TASK DIRECTIONS —
An exact copy of every record is needed.

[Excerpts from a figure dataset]
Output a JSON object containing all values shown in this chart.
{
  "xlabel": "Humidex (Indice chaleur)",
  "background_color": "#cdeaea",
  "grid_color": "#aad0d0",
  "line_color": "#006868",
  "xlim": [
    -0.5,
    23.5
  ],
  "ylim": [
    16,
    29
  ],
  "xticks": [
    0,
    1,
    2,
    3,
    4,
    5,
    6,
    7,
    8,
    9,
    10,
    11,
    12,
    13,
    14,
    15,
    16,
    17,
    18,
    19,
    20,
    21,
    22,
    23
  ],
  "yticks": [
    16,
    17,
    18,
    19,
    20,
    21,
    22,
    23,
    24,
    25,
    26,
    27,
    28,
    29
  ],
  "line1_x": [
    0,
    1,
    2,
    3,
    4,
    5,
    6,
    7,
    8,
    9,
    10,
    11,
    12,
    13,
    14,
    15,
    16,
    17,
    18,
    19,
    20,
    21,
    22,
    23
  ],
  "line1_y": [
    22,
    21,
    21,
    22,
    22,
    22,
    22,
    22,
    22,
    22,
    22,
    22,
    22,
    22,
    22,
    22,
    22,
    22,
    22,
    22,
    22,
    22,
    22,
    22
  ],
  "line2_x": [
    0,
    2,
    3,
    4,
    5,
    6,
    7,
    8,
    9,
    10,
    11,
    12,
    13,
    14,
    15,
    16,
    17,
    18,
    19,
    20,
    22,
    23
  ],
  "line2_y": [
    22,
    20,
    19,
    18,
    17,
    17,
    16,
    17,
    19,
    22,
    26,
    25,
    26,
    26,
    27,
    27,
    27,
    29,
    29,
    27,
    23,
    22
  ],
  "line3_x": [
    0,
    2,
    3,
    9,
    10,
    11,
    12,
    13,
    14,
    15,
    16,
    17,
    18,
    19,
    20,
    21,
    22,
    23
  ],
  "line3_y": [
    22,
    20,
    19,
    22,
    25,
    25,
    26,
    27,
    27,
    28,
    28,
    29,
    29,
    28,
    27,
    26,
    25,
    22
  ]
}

TASK OUTPUT —
Output a JSON object containing all values shown in this chart.
{
  "xlabel": "Humidex (Indice chaleur)",
  "background_color": "#cdeaea",
  "grid_color": "#aad0d0",
  "line_color": "#006868",
  "xlim": [
    -0.5,
    23.5
  ],
  "ylim": [
    16,
    29
  ],
  "xticks": [
    0,
    1,
    2,
    3,
    4,
    5,
    6,
    7,
    8,
    9,
    10,
    11,
    12,
    13,
    14,
    15,
    16,
    17,
    18,
    19,
    20,
    21,
    22,
    23
  ],
  "yticks": [
    16,
    17,
    18,
    19,
    20,
    21,
    22,
    23,
    24,
    25,
    26,
    27,
    28,
    29
  ],
  "line1_x": [
    0,
    1,
    2,
    3,
    4,
    5,
    6,
    7,
    8,
    9,
    10,
    11,
    12,
    13,
    14,
    15,
    16,
    17,
    18,
    19,
    20,
    21,
    22,
    23
  ],
  "line1_y": [
    22,
    21,
    21,
    22,
    22,
    22,
    22,
    22,
    22,
    22,
    22,
    22,
    22,
    22,
    22,
    22,
    22,
    22,
    22,
    22,
    22,
    22,
    22,
    22
  ],
  "line2_x": [
    0,
    2,
    3,
    4,
    5,
    6,
    7,
    8,
    9,
    10,
    11,
    12,
    13,
    14,
    15,
    16,
    17,
    18,
    19,
    20,
    22,
    23
  ],
  "line2_y": [
    22,
    20,
    19,
    18,
    17,
    17,
    16,
    17,
    19,
    22,
    26,
    25,
    26,
    26,
    27,
    27,
    27,
    29,
    29,
    27,
    23,
    22
  ],
  "line3_x": [
    0,
    2,
    3,
    9,
    10,
    11,
    12,
    13,
    14,
    15,
    16,
    17,
    18,
    19,
    20,
    21,
    22,
    23
  ],
  "line3_y": [
    22,
    20,
    19,
    22,
    25,
    25,
    26,
    27,
    27,
    28,
    28,
    29,
    29,
    28,
    27,
    26,
    25,
    22
  ]
}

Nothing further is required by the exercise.